- Record excerpts

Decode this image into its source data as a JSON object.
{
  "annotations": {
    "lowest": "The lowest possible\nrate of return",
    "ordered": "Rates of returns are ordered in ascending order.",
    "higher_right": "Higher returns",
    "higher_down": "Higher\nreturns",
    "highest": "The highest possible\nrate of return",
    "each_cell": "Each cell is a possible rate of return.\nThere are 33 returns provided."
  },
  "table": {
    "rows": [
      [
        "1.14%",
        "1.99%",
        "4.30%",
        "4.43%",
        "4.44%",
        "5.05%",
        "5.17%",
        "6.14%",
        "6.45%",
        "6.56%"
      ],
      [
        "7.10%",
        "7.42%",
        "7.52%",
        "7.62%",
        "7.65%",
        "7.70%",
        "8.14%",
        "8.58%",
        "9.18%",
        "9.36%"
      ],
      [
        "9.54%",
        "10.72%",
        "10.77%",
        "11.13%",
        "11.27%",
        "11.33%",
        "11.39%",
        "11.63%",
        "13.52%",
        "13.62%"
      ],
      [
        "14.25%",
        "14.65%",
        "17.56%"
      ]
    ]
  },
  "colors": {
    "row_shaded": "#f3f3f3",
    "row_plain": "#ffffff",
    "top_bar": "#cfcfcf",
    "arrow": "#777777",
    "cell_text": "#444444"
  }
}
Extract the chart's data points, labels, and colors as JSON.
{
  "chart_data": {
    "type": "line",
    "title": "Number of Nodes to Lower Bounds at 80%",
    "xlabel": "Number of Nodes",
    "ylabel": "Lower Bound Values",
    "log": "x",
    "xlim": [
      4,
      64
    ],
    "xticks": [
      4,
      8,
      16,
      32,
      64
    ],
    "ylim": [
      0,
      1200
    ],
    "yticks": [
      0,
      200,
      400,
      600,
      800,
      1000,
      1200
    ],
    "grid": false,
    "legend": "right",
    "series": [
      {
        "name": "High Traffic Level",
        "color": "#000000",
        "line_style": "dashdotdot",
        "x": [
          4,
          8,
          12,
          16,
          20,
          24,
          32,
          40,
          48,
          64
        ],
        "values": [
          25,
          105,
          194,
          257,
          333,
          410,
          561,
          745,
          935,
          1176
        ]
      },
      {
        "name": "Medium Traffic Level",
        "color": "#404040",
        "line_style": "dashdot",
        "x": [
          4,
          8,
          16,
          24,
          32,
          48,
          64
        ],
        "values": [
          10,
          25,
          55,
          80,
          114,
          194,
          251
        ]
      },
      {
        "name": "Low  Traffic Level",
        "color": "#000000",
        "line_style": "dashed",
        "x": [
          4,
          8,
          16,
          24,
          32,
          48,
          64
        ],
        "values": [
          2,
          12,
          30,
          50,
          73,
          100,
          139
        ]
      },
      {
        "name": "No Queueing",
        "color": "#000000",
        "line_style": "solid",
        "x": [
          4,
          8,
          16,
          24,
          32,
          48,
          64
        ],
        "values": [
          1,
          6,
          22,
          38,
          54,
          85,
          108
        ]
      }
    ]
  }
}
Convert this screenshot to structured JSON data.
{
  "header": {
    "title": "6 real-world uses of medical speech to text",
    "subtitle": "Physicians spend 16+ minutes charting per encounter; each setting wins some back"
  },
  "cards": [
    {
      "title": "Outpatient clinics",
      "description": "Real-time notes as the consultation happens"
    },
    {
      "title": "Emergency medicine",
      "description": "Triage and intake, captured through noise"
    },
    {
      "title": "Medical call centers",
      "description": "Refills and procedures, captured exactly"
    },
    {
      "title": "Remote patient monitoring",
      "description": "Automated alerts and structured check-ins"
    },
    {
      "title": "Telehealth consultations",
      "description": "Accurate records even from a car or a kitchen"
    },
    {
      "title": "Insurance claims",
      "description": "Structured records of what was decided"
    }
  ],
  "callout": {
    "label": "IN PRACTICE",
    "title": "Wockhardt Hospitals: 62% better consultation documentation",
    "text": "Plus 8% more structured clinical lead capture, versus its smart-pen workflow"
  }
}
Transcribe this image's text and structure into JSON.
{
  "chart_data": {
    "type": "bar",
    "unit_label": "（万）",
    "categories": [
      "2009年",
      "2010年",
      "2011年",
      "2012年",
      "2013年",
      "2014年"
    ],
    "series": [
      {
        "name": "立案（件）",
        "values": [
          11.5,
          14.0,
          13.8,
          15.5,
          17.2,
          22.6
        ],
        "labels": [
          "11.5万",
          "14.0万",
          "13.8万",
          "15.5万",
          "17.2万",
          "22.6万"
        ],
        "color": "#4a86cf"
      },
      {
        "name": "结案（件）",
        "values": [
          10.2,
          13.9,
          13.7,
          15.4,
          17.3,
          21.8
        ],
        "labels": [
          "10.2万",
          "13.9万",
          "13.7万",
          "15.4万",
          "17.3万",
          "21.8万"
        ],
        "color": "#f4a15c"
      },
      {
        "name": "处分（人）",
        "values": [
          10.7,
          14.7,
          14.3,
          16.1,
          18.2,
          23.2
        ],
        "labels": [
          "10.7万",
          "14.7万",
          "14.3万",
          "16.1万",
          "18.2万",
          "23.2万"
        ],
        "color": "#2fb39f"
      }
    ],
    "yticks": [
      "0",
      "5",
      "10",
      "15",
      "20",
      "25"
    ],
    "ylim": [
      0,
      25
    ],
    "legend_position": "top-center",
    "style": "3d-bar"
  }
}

- Exercise description
Only the number is wanted: how many lines of the data contain the word "this"?

- Problem solution
3